__Task objective__:
Transcribe all the records exactly and omit any images they hold.

__Data entries__:
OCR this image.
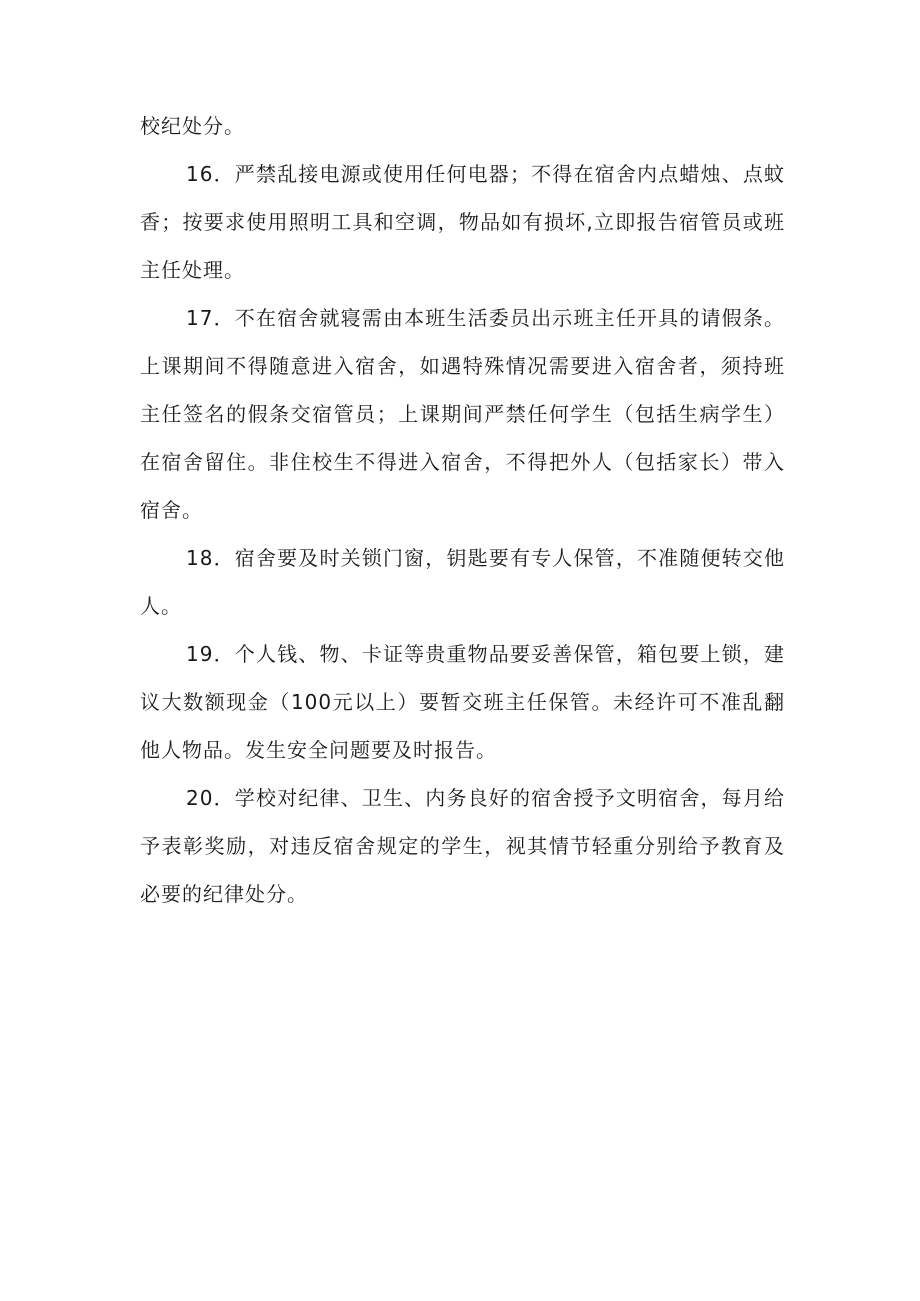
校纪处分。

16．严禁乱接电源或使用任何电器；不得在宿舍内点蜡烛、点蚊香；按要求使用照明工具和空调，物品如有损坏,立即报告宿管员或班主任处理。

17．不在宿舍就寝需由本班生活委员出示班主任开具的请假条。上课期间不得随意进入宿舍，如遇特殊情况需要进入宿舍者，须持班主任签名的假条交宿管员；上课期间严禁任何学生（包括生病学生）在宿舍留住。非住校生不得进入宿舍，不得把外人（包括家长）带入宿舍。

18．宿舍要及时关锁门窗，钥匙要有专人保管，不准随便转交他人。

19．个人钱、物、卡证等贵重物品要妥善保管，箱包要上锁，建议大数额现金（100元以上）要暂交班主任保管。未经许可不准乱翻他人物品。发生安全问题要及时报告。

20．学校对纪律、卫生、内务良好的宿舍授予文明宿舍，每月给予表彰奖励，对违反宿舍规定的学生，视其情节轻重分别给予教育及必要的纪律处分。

__Answer below__:
OCR this image.
校纪处分。

16．严禁乱接电源或使用任何电器；不得在宿舍内点蜡烛、点蚊香；按要求使用照明工具和空调，物品如有损坏,立即报告宿管员或班主任处理。

17．不在宿舍就寝需由本班生活委员出示班主任开具的请假条。上课期间不得随意进入宿舍，如遇特殊情况需要进入宿舍者，须持班主任签名的假条交宿管员；上课期间严禁任何学生（包括生病学生）在宿舍留住。非住校生不得进入宿舍，不得把外人（包括家长）带入宿舍。

18．宿舍要及时关锁门窗，钥匙要有专人保管，不准随便转交他人。

19．个人钱、物、卡证等贵重物品要妥善保管，箱包要上锁，建议大数额现金（100元以上）要暂交班主任保管。未经许可不准乱翻他人物品。发生安全问题要及时报告。

20．学校对纪律、卫生、内务良好的宿舍授予文明宿舍，每月给予表彰奖励，对违反宿舍规定的学生，视其情节轻重分别给予教育及必要的纪律处分。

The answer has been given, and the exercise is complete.